Exercise instructions →
Provide the data again in its entirety, exactly as given.

Given records →
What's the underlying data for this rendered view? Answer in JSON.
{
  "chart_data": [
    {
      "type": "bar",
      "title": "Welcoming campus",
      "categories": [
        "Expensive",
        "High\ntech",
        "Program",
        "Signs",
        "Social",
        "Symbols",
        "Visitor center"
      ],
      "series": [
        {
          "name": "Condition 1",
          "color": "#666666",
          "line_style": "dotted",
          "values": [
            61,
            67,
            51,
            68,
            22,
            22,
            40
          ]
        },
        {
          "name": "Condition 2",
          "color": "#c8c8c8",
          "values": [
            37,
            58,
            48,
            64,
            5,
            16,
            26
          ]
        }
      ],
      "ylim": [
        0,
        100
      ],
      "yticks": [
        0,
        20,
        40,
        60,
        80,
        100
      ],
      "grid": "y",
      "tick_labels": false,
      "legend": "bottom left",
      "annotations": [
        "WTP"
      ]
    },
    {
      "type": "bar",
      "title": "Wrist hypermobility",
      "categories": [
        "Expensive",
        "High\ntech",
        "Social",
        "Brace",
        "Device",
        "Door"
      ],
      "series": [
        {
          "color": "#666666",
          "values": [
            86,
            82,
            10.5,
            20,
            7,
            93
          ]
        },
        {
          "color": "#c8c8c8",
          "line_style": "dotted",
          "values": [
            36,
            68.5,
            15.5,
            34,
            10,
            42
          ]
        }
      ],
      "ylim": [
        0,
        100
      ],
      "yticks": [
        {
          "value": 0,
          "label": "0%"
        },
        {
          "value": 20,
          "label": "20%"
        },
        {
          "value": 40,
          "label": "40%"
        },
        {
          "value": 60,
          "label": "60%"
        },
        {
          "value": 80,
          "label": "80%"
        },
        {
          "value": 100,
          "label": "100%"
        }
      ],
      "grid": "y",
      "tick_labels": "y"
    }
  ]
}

Output →
What's the underlying data for this rendered view? Answer in JSON.
{
  "chart_data": [
    {
      "type": "bar",
      "title": "Welcoming campus",
      "categories": [
        "Expensive",
        "High\ntech",
        "Program",
        "Signs",
        "Social",
        "Symbols",
        "Visitor center"
      ],
      "series": [
        {
          "name": "Condition 1",
          "color": "#666666",
          "line_style": "dotted",
          "values": [
            61,
            67,
            51,
            68,
            22,
            22,
            40
          ]
        },
        {
          "name": "Condition 2",
          "color": "#c8c8c8",
          "values": [
            37,
            58,
            48,
            64,
            5,
            16,
            26
          ]
        }
      ],
      "ylim": [
        0,
        100
      ],
      "yticks": [
        0,
        20,
        40,
        60,
        80,
        100
      ],
      "grid": "y",
      "tick_labels": false,
      "legend": "bottom left",
      "annotations": [
        "WTP"
      ]
    },
    {
      "type": "bar",
      "title": "Wrist hypermobility",
      "categories": [
        "Expensive",
        "High\ntech",
        "Social",
        "Brace",
        "Device",
        "Door"
      ],
      "series": [
        {
          "color": "#666666",
          "values": [
            86,
            82,
            10.5,
            20,
            7,
            93
          ]
        },
        {
          "color": "#c8c8c8",
          "line_style": "dotted",
          "values": [
            36,
            68.5,
            15.5,
            34,
            10,
            42
          ]
        }
      ],
      "ylim": [
        0,
        100
      ],
      "yticks": [
        {
          "value": 0,
          "label": "0%"
        },
        {
          "value": 20,
          "label": "20%"
        },
        {
          "value": 40,
          "label": "40%"
        },
        {
          "value": 60,
          "label": "60%"
        },
        {
          "value": 80,
          "label": "80%"
        },
        {
          "value": 100,
          "label": "100%"
        }
      ],
      "grid": "y",
      "tick_labels": "y"
    }
  ]
}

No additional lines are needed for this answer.